Instruction ▸
Answer with one number: how many lines hold "Landkreis".

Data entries
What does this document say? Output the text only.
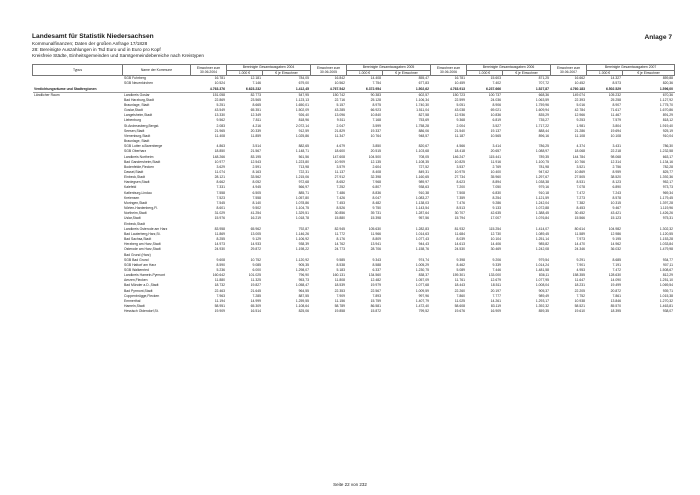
Landesamt für Statistik Niedersachsen
Kommunalfinanzen; Daten der großen Anfrage 17/1828
28: Bereinigte Auszahlungen in Tsd Euro und in Euro pro Kopf
Kreisfreie Städte, Einheitsgemeinden und Samtgemeindebereiche nach Kreistypen
Anlage 7
Typus	Name der Kommune	Einwohner zum
30.06.2004	Bereinigte Gesamtausgaben 2004		Einwohner zum
30.06.2005	Bereinigte Gesamtausgaben 2005		Einwohner zum
30.06.2006	Bereinigte Gesamtausgaben 2006		Einwohner zum
30.06.2007	Bereinigte Gesamtausgaben 2007	
			1.000 €	€ je Einwohner		1.000 €	€ je Einwohner		1.000 €	€ je Einwohner		1.000 €	€ je Einwohner
	SGB Fuhrberg	16.781	12.181	784,05	16.842	14.408	855,47	16.781	15.603	871,25	16.662	14.327	859,88
	SGB Neuenkirchen	10.524	7.146	679,00	10.562	7.754	677,83	10.459	7.402	707,72	10.452	8.573	820,36
Verdichtungsräume und Stadtregionen		4.763.376	6.623.232	1.412,45	4.767.542	6.372.954	1.502,62	4.763.913	6.237.666	1.527,87	4.760.183	6.502.529	1.596,00
Ländlicher Raum	Landkreis Goslar	151.058	82.773	547,95	150.742	90.383	602,57	150.723	100.737	668,36	149.074	105.232	670,36
	Bad Harzburg,Stadt	22.869	23.565	1.123,13	22.716	25.128	1.106,34	22.599	24.036	1.063,59	22.393	25.258	1.127,92
	Braunlage, Stadt	5.251	8.665	1.650,01	5.157	8.975	1.740,30	5.051	8.906	1.759,96	5.016	8.907	1.775,70
	Goslar,Stadt	43.549	65.351	1.502,09	43.285	66.923	1.511,04	43.038	69.021	1.609,94	42.784	71.617	1.670,86
	Langelsheim,Stadt	13.330	12.349	926,40	13.096	10.840	827,58	12.936	10.836	835,29	12.966	11.467	891,29
	Liebenburg	9.562	7.811	818,96	9.511	7.168	753,69	9.368	6.819	735,27	9.253	7.579	818,12
	St.Andreasberg,Bergst.	2.083	4.216	2.072,14	2.047	3.599	1.758,28	2.004	3.527	1.717,22	1.981	3.804	1.919,40
	Seesen,Stadt	21.965	20.339	912,59	21.829	19.337	886,06	21.540	19.137	888,44	21.286	19.694	925,19
	Vienenburg,Stadt	11.408	11.859	1.025,86	11.347	10.764	948,57	11.187	10.565	896,16	11.108	10.108	910,04
	Braunlage, Stadt												
	SGB Lutter a.Barenberge	4.863	3.514	882,65	4.679	3.850	820,67	4.566	3.414	786,25	4.374	3.431	786,30
	SGB Oberharz	18.850	21.567	1.148,71	18.600	20.515	1.103,68	18.418	20.657	1.088,97	18.068	22.218	1.232,58
	Landkreis Northeim	148.266	83.195	561,56	147.608	104.500	708,05	146.247	115.441	789,35	144.784	98.068	663,17
	Bad Gandersheim,Stadt	10.977	12.543	1.223,80	10.909	12.135	1.108,35	10.825	11.916	1.100,75	10.766	12.314	1.134,16
	Bodenfelde,Flecken	3.629	2.591	713,98	3.579	2.604	727,52	3.537	2.769	781,98	3.521	2.756	782,28
	Dassel,Stadt	11.074	8.163	722,31	11.137	8.408	849,31	10.975	10.400	947,62	10.869	8.959	825,77
	Einbeck,Stadt	28.121	33.562	1.215,06	27.912	32.398	1.160,65	27.734	35.960	1.297,67	27.505	38.520	1.392,36
	Hardegsen,Stadt	8.662	8.052	972,68	8.652	7.968	989,97	8.623	8.894	1.038,38	8.531	8.123	952,17
	Kalefeld	7.331	4.945	566,97	7.252	6.807	938,63	7.200	7.050	979,16	7.078	6.890	973,73
	Katlenburg-Lindau	7.558	6.505	885,71	7.486	8.836	910,38	7.508	6.830	910,18	7.472	7.243	969,34
	Kreiensen	7.523	7.558	1.057,80	7.426	8.047	1.083,27	7.359	8.254	1.121,59	7.273	8.578	1.179,45
	Moringen,Stadt	7.545	8.140	1.078,86	7.453	8.482	1.138,03	7.476	9.286	1.242,04	7.382	10.315	1.397,28
	Nörten-Hardenberg,Fl.	8.601	9.502	1.104,75	8.526	9.750	1.143,54	8.513	9.133	1.072,88	8.453	9.467	1.119,96
	Northeim,Stadt	31.029	41.254	1.329,51	30.856	39.731	1.287,64	30.707	42.635	1.388,45	30.452	43.421	1.426,26
	Uslar,Stadt	15.976	16.219	1.018,78	15.880	15.398	957,56	15.794	17.007	1.076,84	15.566	15.123	975,31
	Einbeck,Stadt												
	Landkreis Osterode am Harz	83.958	65.962	792,87	82.945	105.630	1.282,83	81.932	115.254	1.414,07	80.614	104.982	1.302,32
	Bad Lauterberg,Harz,St.	11.869	13.005	1.146,26	11.772	11.966	1.014,63	11.684	12.730	1.089,45	11.589	12.986	1.120,55
	Bad Sachsa,Stadt	8.255	9.129	1.106,92	8.176	8.809	1.077,43	8.039	10.104	1.251,14	7.973	9.195	1.153,28
	Herzberg am Harz,Stadt	14.973	14.933	938,39	14.762	13.941	944,43	14.613	14.406	985,82	14.470	14.962	1.033,84
	Osterode am Harz,Stadt	24.930	29.872	1.198,22	24.773	28.706	1.158,76	24.530	30.469	1.242,08	24.346	36.032	1.479,98
	Bad Grund (Harz)												
	SGB Bad Grund	9.608	10.752	1.120,92	9.585	9.343	974,74	9.398	9.206	979,54	9.291	8.685	934,77
	SGB Hattorf am Harz	8.590	9.085	905,35	8.538	8.588	1.005,29	8.462	9.339	1.014,24	7.901	7.191	907,11
	SGB Walkenried	5.236	6.000	1.298,07	5.183	6.337	1.230,75	5.089	7.446	1.481,58	4.953	7.472	1.508,67
	Landkreis Hameln-Pyrmont	160.642	101.025	796,90	160.131	134.560	838,37	159.301	133.000	836,11	158.355	128.630	812,29
	Aerzen,Flecken	11.880	11.325	953,73	11.808	12.482	1.057,09	11.761	12.679	1.077,95	11.647	14.090	1.251,10
	Bad Münder a.D.,Stadt	18.732	19.827	1.058,47	18.539	19.979	1.077,68	18.443	18.511	1.008,04	18.231	19.499	1.069,54
	Bad Pyrmont,Stadt	22.463	21.645	964,55	22.353	22.567	1.009,59	22.260	20.197	905,37	22.205	20.872	939,71
	Coppenbrügge,Flecken	7.963	7.285	887,55	7.909	7.893	997,96	7.860	7.777	989,49	7.752	7.861	1.015,38
	Emmerthal	11.194	14.999	1.259,55	11.156	15.759	1.407,79	11.025	14.261	1.293,17	10.938	13.846	1.270,32
	Hameln,Stadt	58.951	65.309	1.108,64	58.789	86.581	1.472,40	58.608	83.119	1.392,32	58.521	85.570	1.463,81
	Hessisch Oldendorf,St.	19.909	16.514	825,06	19.858	15.872	799,52	19.676	16.909	859,35	19.610	18.395	938,07
Seite 22 von 232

Output for this exercise ▸
4